■ **EXERCISE AIM**: Go through the material and tally the lines containing the string "recursos". Give the total alone.

** Start of DATASET ENTRIES **

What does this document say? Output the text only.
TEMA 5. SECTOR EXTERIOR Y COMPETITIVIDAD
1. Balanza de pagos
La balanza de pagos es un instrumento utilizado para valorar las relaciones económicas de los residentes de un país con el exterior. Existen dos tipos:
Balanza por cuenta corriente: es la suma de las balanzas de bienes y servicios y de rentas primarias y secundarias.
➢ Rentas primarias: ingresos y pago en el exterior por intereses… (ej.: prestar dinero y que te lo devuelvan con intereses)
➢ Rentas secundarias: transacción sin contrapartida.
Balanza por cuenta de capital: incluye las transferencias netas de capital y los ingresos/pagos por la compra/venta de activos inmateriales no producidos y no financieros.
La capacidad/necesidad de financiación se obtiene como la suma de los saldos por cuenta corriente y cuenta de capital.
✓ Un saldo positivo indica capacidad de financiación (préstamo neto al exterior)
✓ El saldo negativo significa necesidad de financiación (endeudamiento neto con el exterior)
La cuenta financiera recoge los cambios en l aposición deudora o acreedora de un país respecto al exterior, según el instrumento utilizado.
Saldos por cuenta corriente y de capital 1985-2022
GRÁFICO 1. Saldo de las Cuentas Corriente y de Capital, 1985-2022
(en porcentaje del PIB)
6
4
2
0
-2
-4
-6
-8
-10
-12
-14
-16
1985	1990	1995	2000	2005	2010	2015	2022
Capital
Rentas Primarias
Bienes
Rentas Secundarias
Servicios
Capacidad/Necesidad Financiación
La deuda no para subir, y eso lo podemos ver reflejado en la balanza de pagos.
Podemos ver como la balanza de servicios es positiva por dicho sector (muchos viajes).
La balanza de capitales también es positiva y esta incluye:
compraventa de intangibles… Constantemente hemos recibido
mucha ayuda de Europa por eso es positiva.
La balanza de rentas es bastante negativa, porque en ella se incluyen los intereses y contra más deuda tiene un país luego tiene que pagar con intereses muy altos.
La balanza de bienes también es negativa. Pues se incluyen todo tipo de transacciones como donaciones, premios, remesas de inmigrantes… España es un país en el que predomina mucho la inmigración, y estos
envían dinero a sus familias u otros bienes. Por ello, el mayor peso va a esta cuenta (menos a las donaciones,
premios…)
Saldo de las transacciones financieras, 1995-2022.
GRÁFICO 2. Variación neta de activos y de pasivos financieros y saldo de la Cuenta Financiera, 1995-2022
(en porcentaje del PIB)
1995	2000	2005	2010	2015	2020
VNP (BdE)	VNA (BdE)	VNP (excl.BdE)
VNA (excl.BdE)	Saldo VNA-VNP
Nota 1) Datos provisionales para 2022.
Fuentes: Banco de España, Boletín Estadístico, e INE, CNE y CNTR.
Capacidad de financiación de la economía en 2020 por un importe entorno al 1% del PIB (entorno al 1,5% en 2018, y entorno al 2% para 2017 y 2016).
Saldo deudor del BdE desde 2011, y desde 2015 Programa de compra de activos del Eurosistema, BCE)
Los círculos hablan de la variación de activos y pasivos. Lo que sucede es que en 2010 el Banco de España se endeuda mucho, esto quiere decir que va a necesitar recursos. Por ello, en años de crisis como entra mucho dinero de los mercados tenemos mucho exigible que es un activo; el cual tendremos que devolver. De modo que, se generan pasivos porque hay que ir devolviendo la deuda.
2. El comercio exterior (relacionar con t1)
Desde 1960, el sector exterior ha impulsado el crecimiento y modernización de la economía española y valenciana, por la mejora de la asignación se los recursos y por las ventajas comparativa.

** End of DATASET ENTRIES **
** Start of DATASET ENTRIES **

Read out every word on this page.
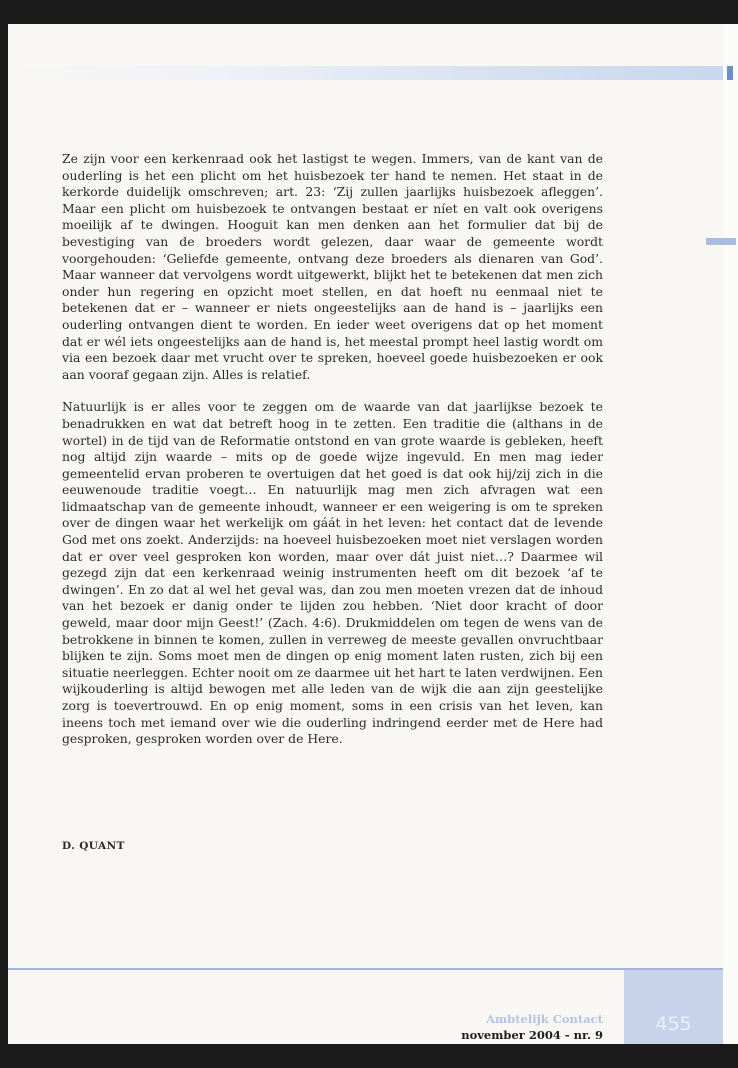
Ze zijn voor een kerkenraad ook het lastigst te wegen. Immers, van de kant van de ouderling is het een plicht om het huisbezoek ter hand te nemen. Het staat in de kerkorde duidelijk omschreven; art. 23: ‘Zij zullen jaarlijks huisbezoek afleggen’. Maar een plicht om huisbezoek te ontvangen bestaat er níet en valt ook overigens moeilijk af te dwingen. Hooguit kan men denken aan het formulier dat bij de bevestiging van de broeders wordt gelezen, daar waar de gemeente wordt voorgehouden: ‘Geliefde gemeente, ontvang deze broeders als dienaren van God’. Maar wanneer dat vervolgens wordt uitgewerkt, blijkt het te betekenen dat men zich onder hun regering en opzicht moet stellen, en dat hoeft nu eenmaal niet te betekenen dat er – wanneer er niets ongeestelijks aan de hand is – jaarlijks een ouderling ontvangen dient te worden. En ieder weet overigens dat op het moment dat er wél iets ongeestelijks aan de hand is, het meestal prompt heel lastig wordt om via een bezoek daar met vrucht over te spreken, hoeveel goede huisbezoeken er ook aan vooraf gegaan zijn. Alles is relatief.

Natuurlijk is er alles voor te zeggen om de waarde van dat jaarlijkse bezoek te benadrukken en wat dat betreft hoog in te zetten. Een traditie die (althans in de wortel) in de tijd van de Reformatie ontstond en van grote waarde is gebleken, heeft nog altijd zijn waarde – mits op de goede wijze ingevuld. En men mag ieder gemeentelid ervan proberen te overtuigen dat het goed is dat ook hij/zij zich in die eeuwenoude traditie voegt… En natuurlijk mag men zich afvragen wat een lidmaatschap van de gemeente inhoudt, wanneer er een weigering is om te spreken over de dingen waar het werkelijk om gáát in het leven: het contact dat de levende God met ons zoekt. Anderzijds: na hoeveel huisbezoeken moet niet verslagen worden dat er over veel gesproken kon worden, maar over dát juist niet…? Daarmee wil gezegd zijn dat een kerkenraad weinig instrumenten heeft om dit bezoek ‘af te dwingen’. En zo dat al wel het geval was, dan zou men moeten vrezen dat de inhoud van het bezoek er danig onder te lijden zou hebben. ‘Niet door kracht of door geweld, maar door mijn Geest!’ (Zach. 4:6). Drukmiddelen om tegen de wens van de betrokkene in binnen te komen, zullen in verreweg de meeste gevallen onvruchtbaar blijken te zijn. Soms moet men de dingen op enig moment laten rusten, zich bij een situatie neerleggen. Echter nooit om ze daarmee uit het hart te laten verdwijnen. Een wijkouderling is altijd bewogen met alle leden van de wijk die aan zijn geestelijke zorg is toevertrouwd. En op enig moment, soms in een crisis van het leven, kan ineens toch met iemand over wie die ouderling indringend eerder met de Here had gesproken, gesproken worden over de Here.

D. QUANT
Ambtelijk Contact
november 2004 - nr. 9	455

** End of DATASET ENTRIES **
** Start of DATASET ENTRIES **

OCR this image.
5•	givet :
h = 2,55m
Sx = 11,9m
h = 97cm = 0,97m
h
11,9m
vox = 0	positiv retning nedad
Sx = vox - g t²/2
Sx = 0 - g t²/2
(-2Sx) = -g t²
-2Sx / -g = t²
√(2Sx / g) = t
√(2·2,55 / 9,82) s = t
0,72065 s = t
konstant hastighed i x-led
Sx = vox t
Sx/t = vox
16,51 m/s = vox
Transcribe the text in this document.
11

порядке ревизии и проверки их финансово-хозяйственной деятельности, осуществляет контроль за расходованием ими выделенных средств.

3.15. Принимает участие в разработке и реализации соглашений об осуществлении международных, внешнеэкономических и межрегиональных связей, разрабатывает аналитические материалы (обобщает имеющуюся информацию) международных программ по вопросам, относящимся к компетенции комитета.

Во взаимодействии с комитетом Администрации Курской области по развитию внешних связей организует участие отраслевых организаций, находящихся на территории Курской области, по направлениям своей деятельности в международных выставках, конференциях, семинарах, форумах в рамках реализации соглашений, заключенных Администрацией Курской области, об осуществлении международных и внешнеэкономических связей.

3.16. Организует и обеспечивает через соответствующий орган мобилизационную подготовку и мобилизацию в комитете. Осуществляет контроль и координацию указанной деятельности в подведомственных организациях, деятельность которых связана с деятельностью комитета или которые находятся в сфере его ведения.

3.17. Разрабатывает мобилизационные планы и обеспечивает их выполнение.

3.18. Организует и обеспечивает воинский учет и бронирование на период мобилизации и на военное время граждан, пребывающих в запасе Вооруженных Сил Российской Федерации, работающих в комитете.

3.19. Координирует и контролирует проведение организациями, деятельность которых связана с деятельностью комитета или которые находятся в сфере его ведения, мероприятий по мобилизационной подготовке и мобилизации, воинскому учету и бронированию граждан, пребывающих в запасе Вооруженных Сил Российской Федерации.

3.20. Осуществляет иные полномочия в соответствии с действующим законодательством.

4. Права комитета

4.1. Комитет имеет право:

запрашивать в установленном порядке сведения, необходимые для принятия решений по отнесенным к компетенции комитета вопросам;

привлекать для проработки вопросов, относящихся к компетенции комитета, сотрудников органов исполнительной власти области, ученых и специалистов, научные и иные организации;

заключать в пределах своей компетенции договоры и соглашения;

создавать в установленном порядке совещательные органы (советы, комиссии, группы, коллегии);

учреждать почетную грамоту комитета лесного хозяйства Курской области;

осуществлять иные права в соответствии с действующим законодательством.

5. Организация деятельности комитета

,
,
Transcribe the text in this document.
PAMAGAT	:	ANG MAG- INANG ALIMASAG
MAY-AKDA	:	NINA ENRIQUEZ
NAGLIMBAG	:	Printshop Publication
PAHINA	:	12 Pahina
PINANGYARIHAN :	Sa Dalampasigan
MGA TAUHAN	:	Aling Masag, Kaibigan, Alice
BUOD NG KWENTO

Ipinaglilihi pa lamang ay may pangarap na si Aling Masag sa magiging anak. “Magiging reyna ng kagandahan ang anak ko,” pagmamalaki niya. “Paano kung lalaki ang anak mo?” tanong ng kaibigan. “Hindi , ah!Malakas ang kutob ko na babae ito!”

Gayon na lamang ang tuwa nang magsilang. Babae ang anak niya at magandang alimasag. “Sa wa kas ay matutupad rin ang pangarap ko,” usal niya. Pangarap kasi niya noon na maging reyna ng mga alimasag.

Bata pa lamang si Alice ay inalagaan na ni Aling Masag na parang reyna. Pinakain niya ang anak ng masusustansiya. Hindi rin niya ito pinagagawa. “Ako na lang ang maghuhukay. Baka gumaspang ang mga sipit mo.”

** End of DATASET ENTRIES **

■ **ANSWER FOR THIS EXERCISE**: 2